■ Job: Every entry needs to be reproduced exactly.

☆ ☆ ☆ ☆ ☆ ☆ ☆

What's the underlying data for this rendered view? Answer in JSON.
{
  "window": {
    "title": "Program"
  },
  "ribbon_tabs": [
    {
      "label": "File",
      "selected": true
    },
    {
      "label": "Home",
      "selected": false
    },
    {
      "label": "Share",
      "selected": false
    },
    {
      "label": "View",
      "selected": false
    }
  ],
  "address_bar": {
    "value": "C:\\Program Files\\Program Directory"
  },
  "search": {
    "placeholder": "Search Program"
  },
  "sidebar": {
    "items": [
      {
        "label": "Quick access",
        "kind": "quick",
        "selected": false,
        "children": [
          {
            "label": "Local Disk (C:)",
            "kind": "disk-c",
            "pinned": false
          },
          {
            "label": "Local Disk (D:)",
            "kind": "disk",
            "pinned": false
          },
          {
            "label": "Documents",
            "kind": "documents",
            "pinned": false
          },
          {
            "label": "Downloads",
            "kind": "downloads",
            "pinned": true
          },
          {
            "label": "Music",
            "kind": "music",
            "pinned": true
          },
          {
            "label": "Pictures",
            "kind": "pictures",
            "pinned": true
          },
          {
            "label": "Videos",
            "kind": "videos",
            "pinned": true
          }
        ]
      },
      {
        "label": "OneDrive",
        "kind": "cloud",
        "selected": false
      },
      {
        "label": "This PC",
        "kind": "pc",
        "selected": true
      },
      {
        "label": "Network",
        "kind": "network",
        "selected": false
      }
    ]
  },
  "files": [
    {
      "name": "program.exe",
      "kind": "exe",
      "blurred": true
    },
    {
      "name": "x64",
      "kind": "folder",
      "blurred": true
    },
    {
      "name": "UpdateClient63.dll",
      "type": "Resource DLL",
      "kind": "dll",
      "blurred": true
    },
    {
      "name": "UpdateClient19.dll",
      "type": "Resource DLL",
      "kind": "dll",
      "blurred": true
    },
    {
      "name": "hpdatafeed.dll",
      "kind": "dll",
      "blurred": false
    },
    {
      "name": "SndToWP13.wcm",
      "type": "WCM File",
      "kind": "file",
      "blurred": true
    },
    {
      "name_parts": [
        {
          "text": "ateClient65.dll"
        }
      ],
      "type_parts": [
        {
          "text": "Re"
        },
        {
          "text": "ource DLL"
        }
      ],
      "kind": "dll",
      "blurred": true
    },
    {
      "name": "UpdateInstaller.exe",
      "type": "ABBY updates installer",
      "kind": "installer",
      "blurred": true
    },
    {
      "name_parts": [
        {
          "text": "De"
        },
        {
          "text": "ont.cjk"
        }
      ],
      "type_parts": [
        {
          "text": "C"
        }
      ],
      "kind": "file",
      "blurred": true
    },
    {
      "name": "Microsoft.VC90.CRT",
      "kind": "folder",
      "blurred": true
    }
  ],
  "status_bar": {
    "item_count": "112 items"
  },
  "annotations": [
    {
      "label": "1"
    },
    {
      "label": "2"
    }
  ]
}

☆ ☆ ☆ ☆ ☆ ☆ ☆

■ Output of the task:
What's the underlying data for this rendered view? Answer in JSON.
{
  "window": {
    "title": "Program"
  },
  "ribbon_tabs": [
    {
      "label": "File",
      "selected": true
    },
    {
      "label": "Home",
      "selected": false
    },
    {
      "label": "Share",
      "selected": false
    },
    {
      "label": "View",
      "selected": false
    }
  ],
  "address_bar": {
    "value": "C:\\Program Files\\Program Directory"
  },
  "search": {
    "placeholder": "Search Program"
  },
  "sidebar": {
    "items": [
      {
        "label": "Quick access",
        "kind": "quick",
        "selected": false,
        "children": [
          {
            "label": "Local Disk (C:)",
            "kind": "disk-c",
            "pinned": false
          },
          {
            "label": "Local Disk (D:)",
            "kind": "disk",
            "pinned": false
          },
          {
            "label": "Documents",
            "kind": "documents",
            "pinned": false
          },
          {
            "label": "Downloads",
            "kind": "downloads",
            "pinned": true
          },
          {
            "label": "Music",
            "kind": "music",
            "pinned": true
          },
          {
            "label": "Pictures",
            "kind": "pictures",
            "pinned": true
          },
          {
            "label": "Videos",
            "kind": "videos",
            "pinned": true
          }
        ]
      },
      {
        "label": "OneDrive",
        "kind": "cloud",
        "selected": false
      },
      {
        "label": "This PC",
        "kind": "pc",
        "selected": true
      },
      {
        "label": "Network",
        "kind": "network",
        "selected": false
      }
    ]
  },
  "files": [
    {
      "name": "program.exe",
      "kind": "exe",
      "blurred": true
    },
    {
      "name": "x64",
      "kind": "folder",
      "blurred": true
    },
    {
      "name": "UpdateClient63.dll",
      "type": "Resource DLL",
      "kind": "dll",
      "blurred": true
    },
    {
      "name": "UpdateClient19.dll",
      "type": "Resource DLL",
      "kind": "dll",
      "blurred": true
    },
    {
      "name": "hpdatafeed.dll",
      "kind": "dll",
      "blurred": false
    },
    {
      "name": "SndToWP13.wcm",
      "type": "WCM File",
      "kind": "file",
      "blurred": true
    },
    {
      "name_parts": [
        {
          "text": "ateClient65.dll"
        }
      ],
      "type_parts": [
        {
          "text": "Re"
        },
        {
          "text": "ource DLL"
        }
      ],
      "kind": "dll",
      "blurred": true
    },
    {
      "name": "UpdateInstaller.exe",
      "type": "ABBY updates installer",
      "kind": "installer",
      "blurred": true
    },
    {
      "name_parts": [
        {
          "text": "De"
        },
        {
          "text": "ont.cjk"
        }
      ],
      "type_parts": [
        {
          "text": "C"
        }
      ],
      "kind": "file",
      "blurred": true
    },
    {
      "name": "Microsoft.VC90.CRT",
      "kind": "folder",
      "blurred": true
    }
  ],
  "status_bar": {
    "item_count": "112 items"
  },
  "annotations": [
    {
      "label": "1"
    },
    {
      "label": "2"
    }
  ]
}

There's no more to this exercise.